(Recorded data)

+--

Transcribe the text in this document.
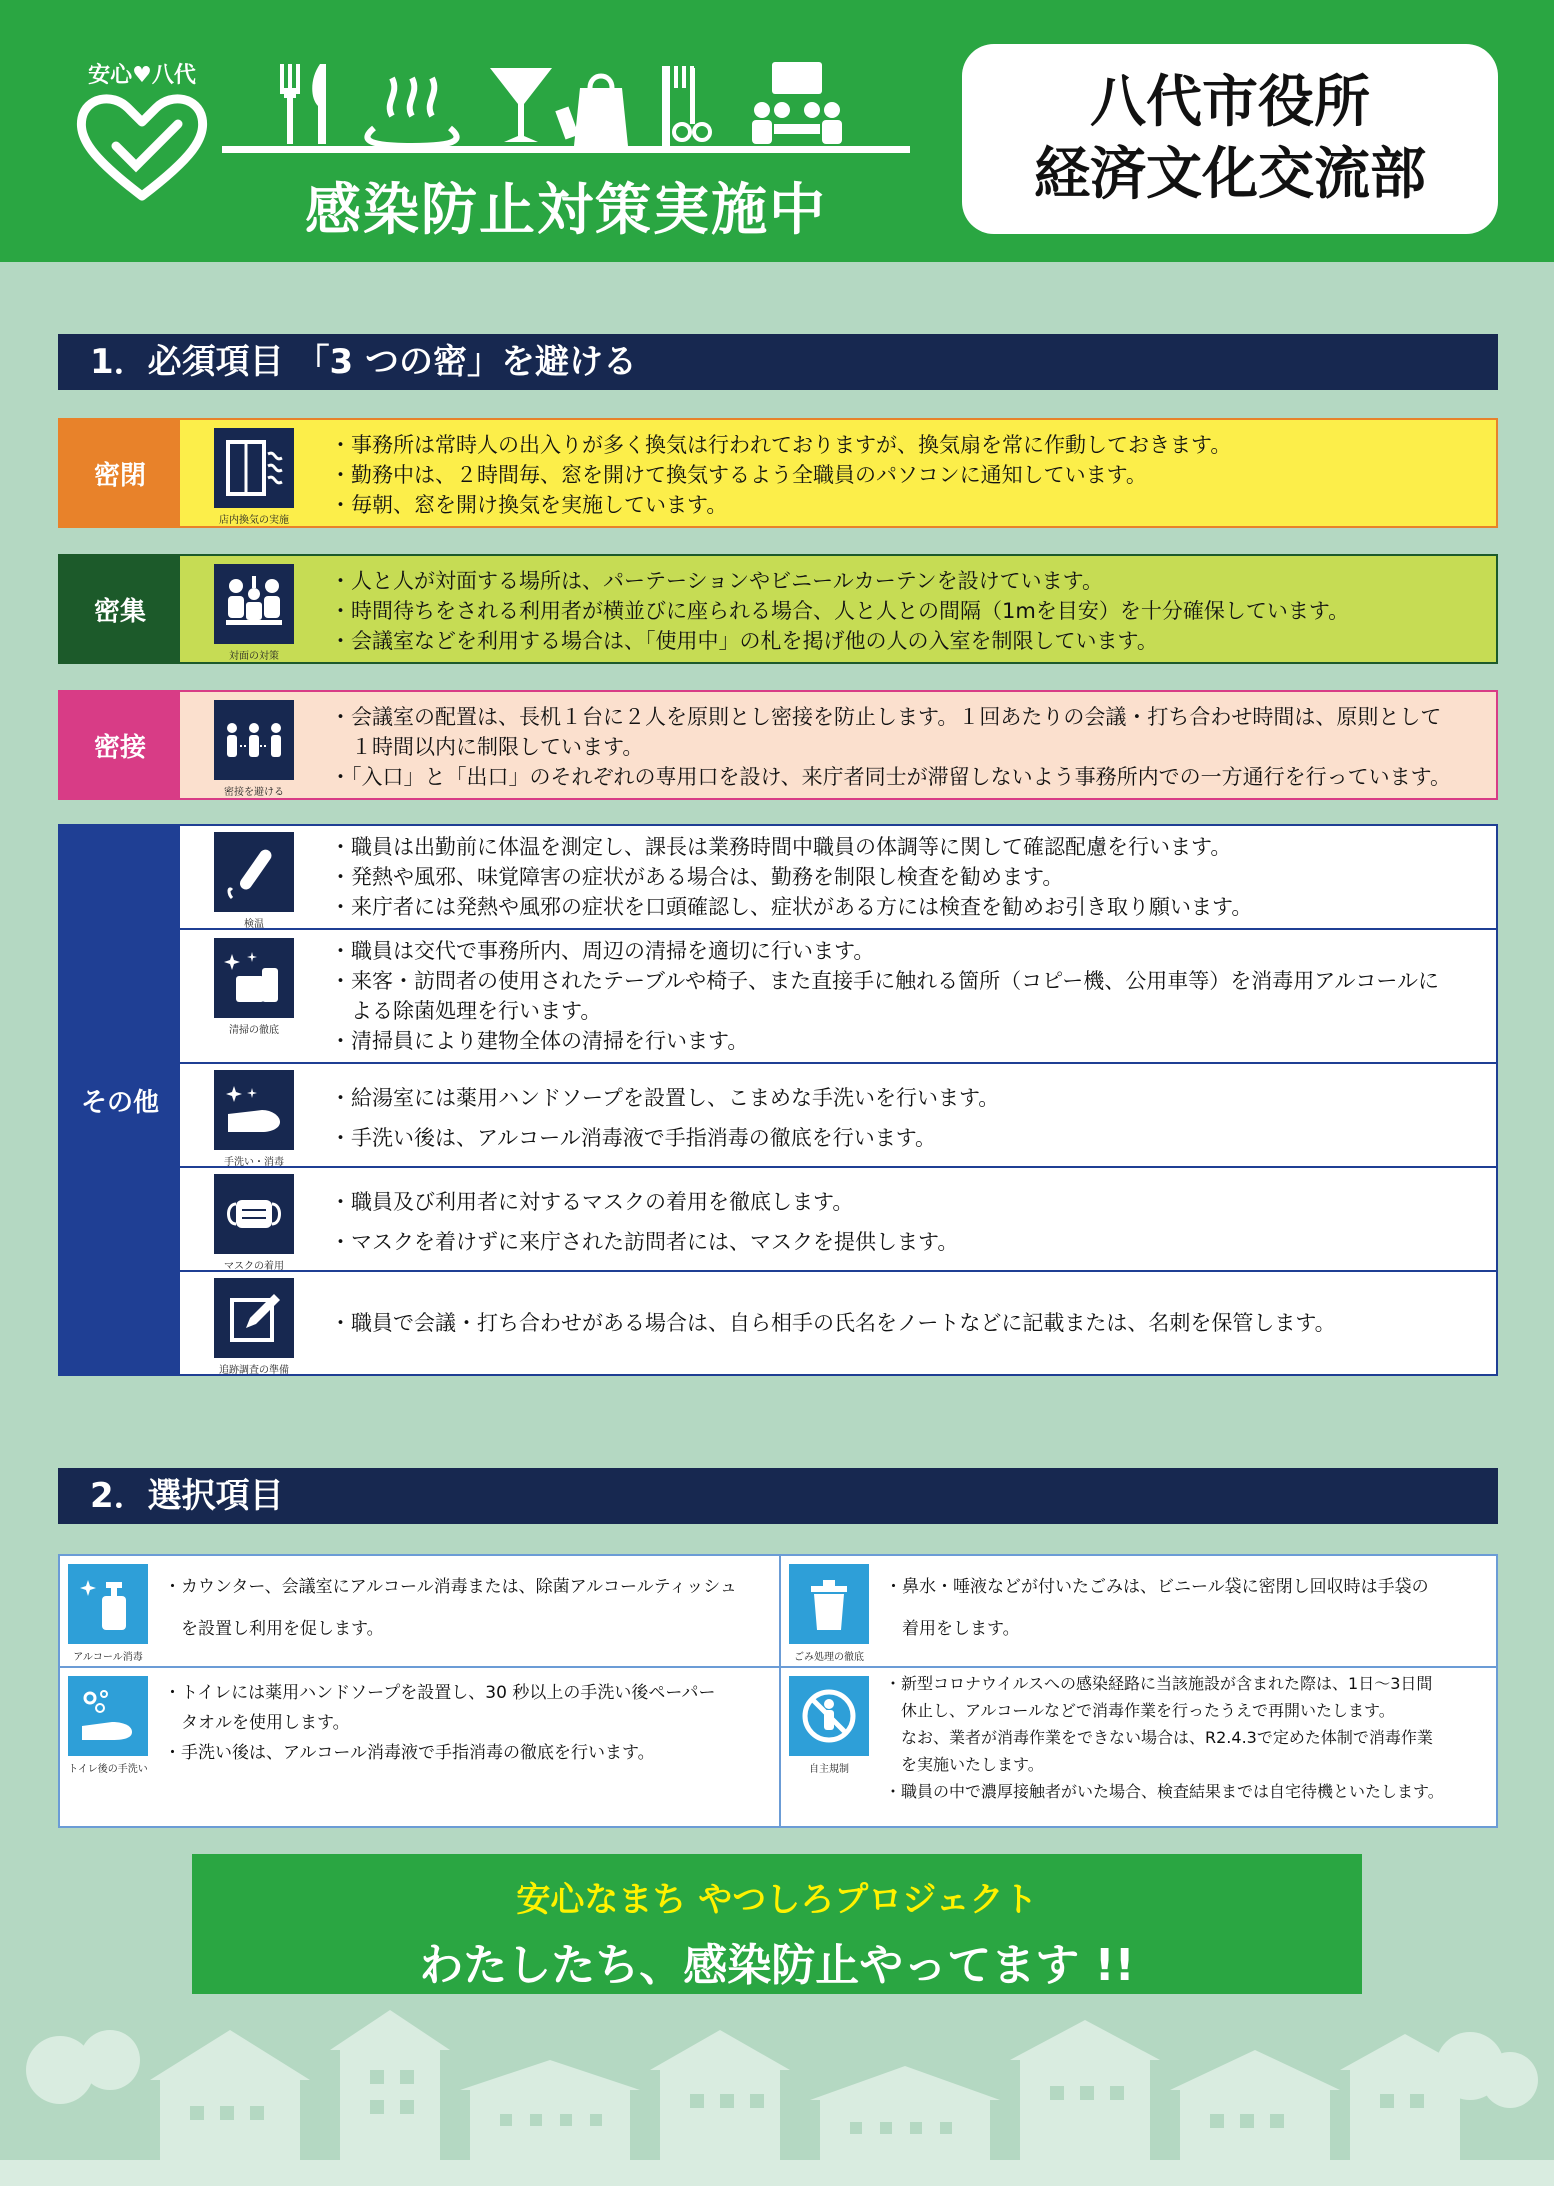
安心♥八代
感染防止対策実施中
八代市役所
経済文化交流部
1．必須項目 「3 つの密」を避ける
密閉
店内換気の実施

・事務所は常時人の出入りが多く換気は行われておりますが、換気扇を常に作動しておきます。

・勤務中は、２時間毎、窓を開けて換気するよう全職員のパソコンに通知しています。

・毎朝、窓を開け換気を実施しています。

密集
対面の対策

・人と人が対面する場所は、パーテーションやビニールカーテンを設けています。

・時間待ちをされる利用者が横並びに座られる場合、人と人との間隔（1mを目安）を十分確保しています。

・会議室などを利用する場合は、「使用中」の札を掲げ他の人の入室を制限しています。

密接
密接を避ける

・会議室の配置は、長机１台に２人を原則とし密接を防止します。１回あたりの会議・打ち合わせ時間は、原則として

　１時間以内に制限しています。

・「入口」と「出口」のそれぞれの専用口を設け、来庁者同士が滞留しないよう事務所内での一方通行を行っています。

その他
検温

・職員は出勤前に体温を測定し、課長は業務時間中職員の体調等に関して確認配慮を行います。

・発熱や風邪、味覚障害の症状がある場合は、勤務を制限し検査を勧めます。

・来庁者には発熱や風邪の症状を口頭確認し、症状がある方には検査を勧めお引き取り願います。

清掃の徹底

・職員は交代で事務所内、周辺の清掃を適切に行います。

・来客・訪問者の使用されたテーブルや椅子、また直接手に触れる箇所（コピー機、公用車等）を消毒用アルコールに

　よる除菌処理を行います。

・清掃員により建物全体の清掃を行います。

手洗い・消毒

・給湯室には薬用ハンドソープを設置し、こまめな手洗いを行います。

・手洗い後は、アルコール消毒液で手指消毒の徹底を行います。

マスクの着用

・職員及び利用者に対するマスクの着用を徹底します。

・マスクを着けずに来庁された訪問者には、マスクを提供します。

追跡調査の準備

・職員で会議・打ち合わせがある場合は、自ら相手の氏名をノートなどに記載または、名刺を保管します。

2．選択項目
アルコール消毒

・カウンター、会議室にアルコール消毒または、除菌アルコールティッシュ

　を設置し利用を促します。

ごみ処理の徹底

・鼻水・唾液などが付いたごみは、ビニール袋に密閉し回収時は手袋の

　着用をします。

トイレ後の手洗い

・トイレには薬用ハンドソープを設置し、30 秒以上の手洗い後ペーパー

　タオルを使用します。

・手洗い後は、アルコール消毒液で手指消毒の徹底を行います。

自主規制

・新型コロナウイルスへの感染経路に当該施設が含まれた際は、1日～3日間

　休止し、アルコールなどで消毒作業を行ったうえで再開いたします。

　なお、業者が消毒作業をできない場合は、R2.4.3で定めた体制で消毒作業

　を実施いたします。

・職員の中で濃厚接触者がいた場合、検査結果までは自宅待機といたします。

安心なまち やつしろプロジェクト
わたしたち、感染防止やってます !!
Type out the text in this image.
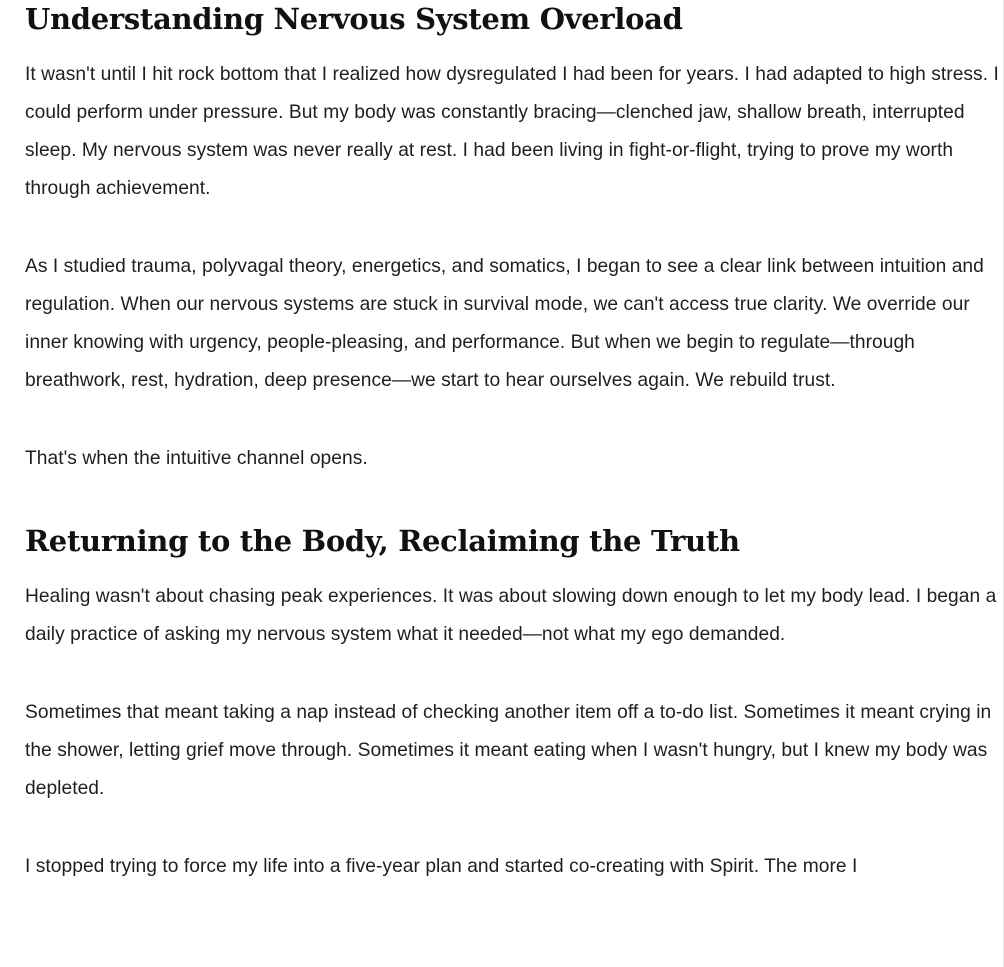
Understanding Nervous System Overload

It wasn't until I hit rock bottom that I realized how dysregulated I had been for years. I had adapted to high stress. I could perform under pressure. But my body was constantly bracing—clenched jaw, shallow breath, interrupted sleep. My nervous system was never really at rest. I had been living in fight-or-flight, trying to prove my worth through achievement.

As I studied trauma, polyvagal theory, energetics, and somatics, I began to see a clear link between intuition and regulation. When our nervous systems are stuck in survival mode, we can't access true clarity. We override our inner knowing with urgency, people-pleasing, and performance. But when we begin to regulate—through breathwork, rest, hydration, deep presence—we start to hear ourselves again. We rebuild trust.

That's when the intuitive channel opens.

Returning to the Body, Reclaiming the Truth

Healing wasn't about chasing peak experiences. It was about slowing down enough to let my body lead. I began a daily practice of asking my nervous system what it needed—not what my ego demanded.

Sometimes that meant taking a nap instead of checking another item off a to-do list. Sometimes it meant crying in the shower, letting grief move through. Sometimes it meant eating when I wasn't hungry, but I knew my body was depleted.

I stopped trying to force my life into a five-year plan and started co-creating with Spirit. The more I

+--

* _Job_
Only a number is expected here: the count of lines in the listing that hold the string "with".

* _Answer to this exercise_
2